Items from a data source

********

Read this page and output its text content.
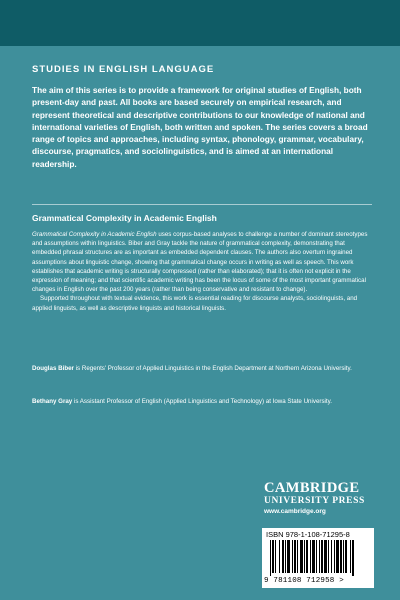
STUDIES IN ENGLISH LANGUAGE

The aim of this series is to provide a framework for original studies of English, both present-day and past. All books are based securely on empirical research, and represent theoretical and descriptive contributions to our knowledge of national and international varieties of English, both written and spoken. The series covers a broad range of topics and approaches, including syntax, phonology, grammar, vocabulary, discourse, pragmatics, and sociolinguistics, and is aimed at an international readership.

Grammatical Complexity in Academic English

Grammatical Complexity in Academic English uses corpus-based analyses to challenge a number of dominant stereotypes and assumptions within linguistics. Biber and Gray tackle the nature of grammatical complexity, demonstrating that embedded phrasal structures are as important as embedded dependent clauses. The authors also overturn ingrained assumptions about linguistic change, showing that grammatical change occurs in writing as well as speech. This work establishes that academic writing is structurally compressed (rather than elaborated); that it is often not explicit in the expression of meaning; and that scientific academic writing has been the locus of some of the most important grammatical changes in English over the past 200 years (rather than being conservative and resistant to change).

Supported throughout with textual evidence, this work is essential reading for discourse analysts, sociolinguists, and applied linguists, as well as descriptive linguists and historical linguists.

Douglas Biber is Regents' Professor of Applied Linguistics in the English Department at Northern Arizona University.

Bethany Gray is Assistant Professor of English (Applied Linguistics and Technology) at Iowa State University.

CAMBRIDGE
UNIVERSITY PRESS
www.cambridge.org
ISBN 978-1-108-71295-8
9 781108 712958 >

********

• Task details: Reproduce the listing above exactly, excluding all pictures.

• Final result:
Read this page and output its text content.
STUDIES IN ENGLISH LANGUAGE

The aim of this series is to provide a framework for original studies of English, both present-day and past. All books are based securely on empirical research, and represent theoretical and descriptive contributions to our knowledge of national and international varieties of English, both written and spoken. The series covers a broad range of topics and approaches, including syntax, phonology, grammar, vocabulary, discourse, pragmatics, and sociolinguistics, and is aimed at an international readership.

Grammatical Complexity in Academic English

Grammatical Complexity in Academic English uses corpus-based analyses to challenge a number of dominant stereotypes and assumptions within linguistics. Biber and Gray tackle the nature of grammatical complexity, demonstrating that embedded phrasal structures are as important as embedded dependent clauses. The authors also overturn ingrained assumptions about linguistic change, showing that grammatical change occurs in writing as well as speech. This work establishes that academic writing is structurally compressed (rather than elaborated); that it is often not explicit in the expression of meaning; and that scientific academic writing has been the locus of some of the most important grammatical changes in English over the past 200 years (rather than being conservative and resistant to change).

Supported throughout with textual evidence, this work is essential reading for discourse analysts, sociolinguists, and applied linguists, as well as descriptive linguists and historical linguists.

Douglas Biber is Regents' Professor of Applied Linguistics in the English Department at Northern Arizona University.

Bethany Gray is Assistant Professor of English (Applied Linguistics and Technology) at Iowa State University.

CAMBRIDGE
UNIVERSITY PRESS
www.cambridge.org
ISBN 978-1-108-71295-8
9 781108 712958 >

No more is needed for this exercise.